# DATASET RECORDS start

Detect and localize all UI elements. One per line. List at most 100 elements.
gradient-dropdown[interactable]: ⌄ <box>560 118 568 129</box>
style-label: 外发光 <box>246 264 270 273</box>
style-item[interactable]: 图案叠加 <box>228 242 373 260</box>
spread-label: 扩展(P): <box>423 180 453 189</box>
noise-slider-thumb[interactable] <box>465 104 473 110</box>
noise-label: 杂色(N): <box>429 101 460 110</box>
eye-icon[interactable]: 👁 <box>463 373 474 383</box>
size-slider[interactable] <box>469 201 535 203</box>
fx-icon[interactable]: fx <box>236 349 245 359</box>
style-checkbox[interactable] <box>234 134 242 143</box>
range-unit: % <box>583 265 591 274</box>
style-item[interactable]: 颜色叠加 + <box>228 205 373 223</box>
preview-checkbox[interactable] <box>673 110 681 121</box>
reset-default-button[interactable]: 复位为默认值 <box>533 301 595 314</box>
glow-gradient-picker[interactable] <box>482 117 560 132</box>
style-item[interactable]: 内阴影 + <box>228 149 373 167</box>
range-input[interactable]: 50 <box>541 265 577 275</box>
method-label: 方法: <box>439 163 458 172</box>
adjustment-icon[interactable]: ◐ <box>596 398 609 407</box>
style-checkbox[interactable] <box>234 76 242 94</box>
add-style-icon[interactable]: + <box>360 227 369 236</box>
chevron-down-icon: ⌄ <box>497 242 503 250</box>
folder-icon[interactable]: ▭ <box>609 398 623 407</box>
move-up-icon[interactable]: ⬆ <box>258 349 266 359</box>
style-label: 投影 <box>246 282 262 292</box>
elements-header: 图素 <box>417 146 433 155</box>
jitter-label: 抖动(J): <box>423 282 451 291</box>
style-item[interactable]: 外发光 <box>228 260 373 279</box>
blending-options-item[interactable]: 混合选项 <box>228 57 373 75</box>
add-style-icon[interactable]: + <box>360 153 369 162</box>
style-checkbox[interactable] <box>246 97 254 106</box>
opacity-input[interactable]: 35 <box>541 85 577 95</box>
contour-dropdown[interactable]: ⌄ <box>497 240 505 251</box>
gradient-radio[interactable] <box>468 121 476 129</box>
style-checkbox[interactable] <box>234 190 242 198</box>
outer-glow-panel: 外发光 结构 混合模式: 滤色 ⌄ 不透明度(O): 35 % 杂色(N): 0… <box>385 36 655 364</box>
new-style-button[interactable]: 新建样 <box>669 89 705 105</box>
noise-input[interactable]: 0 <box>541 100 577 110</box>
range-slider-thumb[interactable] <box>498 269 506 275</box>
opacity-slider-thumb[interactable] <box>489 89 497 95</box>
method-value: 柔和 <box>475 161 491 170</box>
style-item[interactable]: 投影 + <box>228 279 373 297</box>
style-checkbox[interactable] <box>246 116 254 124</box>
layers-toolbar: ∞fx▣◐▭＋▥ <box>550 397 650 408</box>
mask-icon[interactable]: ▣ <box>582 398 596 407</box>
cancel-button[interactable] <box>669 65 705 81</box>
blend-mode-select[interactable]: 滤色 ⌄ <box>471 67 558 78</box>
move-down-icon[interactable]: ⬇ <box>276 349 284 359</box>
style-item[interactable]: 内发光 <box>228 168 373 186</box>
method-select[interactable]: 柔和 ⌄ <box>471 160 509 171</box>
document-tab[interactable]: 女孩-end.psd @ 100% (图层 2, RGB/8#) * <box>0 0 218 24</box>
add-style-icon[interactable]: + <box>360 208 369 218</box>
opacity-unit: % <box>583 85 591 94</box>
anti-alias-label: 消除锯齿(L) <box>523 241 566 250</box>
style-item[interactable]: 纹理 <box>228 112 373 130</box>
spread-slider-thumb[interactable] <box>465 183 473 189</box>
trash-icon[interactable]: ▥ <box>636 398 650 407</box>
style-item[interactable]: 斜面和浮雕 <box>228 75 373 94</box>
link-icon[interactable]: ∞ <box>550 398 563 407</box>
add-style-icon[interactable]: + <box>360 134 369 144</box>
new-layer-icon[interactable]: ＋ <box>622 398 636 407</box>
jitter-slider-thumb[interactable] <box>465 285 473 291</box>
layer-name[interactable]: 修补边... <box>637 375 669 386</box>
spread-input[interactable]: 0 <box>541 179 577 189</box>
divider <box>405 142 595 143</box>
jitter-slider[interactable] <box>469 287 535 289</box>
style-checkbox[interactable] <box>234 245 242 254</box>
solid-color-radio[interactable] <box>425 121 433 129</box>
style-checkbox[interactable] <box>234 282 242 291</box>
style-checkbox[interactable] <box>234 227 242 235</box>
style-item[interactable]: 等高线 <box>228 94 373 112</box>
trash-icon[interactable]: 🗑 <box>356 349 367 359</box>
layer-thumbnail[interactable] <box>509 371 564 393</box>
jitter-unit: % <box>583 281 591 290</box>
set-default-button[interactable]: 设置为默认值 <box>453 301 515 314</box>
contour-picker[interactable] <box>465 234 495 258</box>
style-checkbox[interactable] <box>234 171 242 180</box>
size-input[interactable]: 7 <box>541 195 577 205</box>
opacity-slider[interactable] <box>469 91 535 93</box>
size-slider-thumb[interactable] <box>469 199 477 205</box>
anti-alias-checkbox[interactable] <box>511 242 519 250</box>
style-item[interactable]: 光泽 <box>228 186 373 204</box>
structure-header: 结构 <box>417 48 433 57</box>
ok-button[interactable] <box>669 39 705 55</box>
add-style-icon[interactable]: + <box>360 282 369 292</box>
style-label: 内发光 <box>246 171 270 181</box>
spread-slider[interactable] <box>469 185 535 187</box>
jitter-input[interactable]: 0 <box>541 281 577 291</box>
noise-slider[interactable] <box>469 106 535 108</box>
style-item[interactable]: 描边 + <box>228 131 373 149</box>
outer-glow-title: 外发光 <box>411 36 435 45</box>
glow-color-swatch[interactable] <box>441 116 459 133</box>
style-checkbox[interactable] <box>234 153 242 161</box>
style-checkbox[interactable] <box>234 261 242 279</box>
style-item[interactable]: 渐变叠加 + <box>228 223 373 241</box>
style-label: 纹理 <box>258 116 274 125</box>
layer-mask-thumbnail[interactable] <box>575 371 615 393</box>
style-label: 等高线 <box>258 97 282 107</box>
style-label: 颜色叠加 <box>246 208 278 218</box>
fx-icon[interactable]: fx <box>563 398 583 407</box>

# DATASET RECORDS end
# DATASET RECORDS start

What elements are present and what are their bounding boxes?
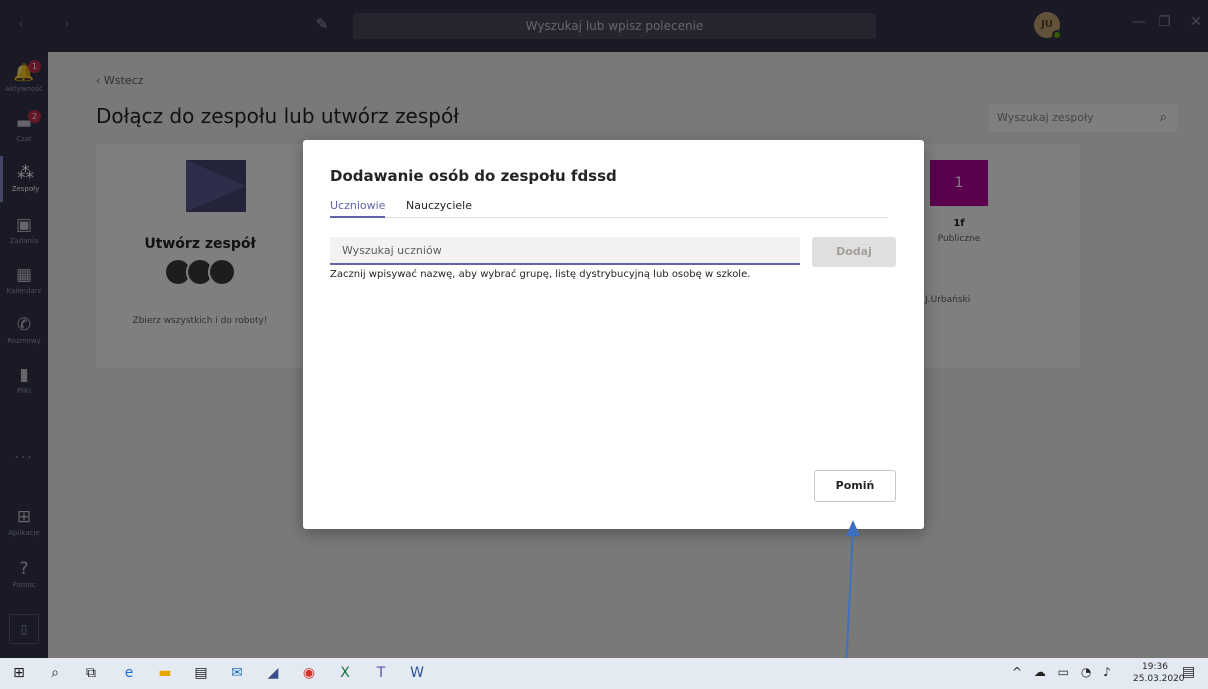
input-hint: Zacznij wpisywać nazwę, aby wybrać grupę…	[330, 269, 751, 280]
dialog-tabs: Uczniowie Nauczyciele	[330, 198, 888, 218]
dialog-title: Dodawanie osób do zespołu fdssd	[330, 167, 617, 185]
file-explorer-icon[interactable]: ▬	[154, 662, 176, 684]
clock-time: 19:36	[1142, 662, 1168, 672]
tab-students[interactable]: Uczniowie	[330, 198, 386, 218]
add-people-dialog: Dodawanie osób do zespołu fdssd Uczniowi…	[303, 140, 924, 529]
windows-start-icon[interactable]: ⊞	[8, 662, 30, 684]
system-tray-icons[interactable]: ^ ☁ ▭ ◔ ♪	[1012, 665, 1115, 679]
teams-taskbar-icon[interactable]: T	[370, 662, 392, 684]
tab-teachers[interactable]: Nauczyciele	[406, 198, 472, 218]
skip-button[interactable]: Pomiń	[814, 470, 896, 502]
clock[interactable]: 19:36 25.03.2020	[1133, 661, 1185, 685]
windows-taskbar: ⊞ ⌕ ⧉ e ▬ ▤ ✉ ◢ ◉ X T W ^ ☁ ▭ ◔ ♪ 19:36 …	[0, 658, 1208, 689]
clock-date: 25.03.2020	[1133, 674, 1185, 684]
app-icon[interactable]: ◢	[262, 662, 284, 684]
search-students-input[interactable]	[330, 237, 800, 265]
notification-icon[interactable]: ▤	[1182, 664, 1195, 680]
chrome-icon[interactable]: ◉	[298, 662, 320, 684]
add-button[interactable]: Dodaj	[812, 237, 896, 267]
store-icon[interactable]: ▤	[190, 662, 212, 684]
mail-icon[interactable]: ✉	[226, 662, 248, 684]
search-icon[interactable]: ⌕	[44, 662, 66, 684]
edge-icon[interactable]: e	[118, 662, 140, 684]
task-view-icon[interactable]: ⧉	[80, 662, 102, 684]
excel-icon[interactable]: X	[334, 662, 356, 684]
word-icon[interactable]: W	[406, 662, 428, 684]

# DATASET RECORDS end

● **WHAT IS ASKED**:
Format the lines above as a numbered list, starting with the line that contains "Detect and localize" and ending with the line that contains "noise-slider-thumb[interactable] <box>465 104", both included. Drop any blank lines.

● **IN RESPONSE**:
1. Detect and localize all UI elements. One per line. List at most 100 elements.
2. gradient-dropdown[interactable]: ⌄ <box>560 118 568 129</box>
3. style-label: 外发光 <box>246 264 270 273</box>
4. style-item[interactable]: 图案叠加 <box>228 242 373 260</box>
5. spread-label: 扩展(P): <box>423 180 453 189</box>
6. noise-slider-thumb[interactable] <box>465 104 473 110</box>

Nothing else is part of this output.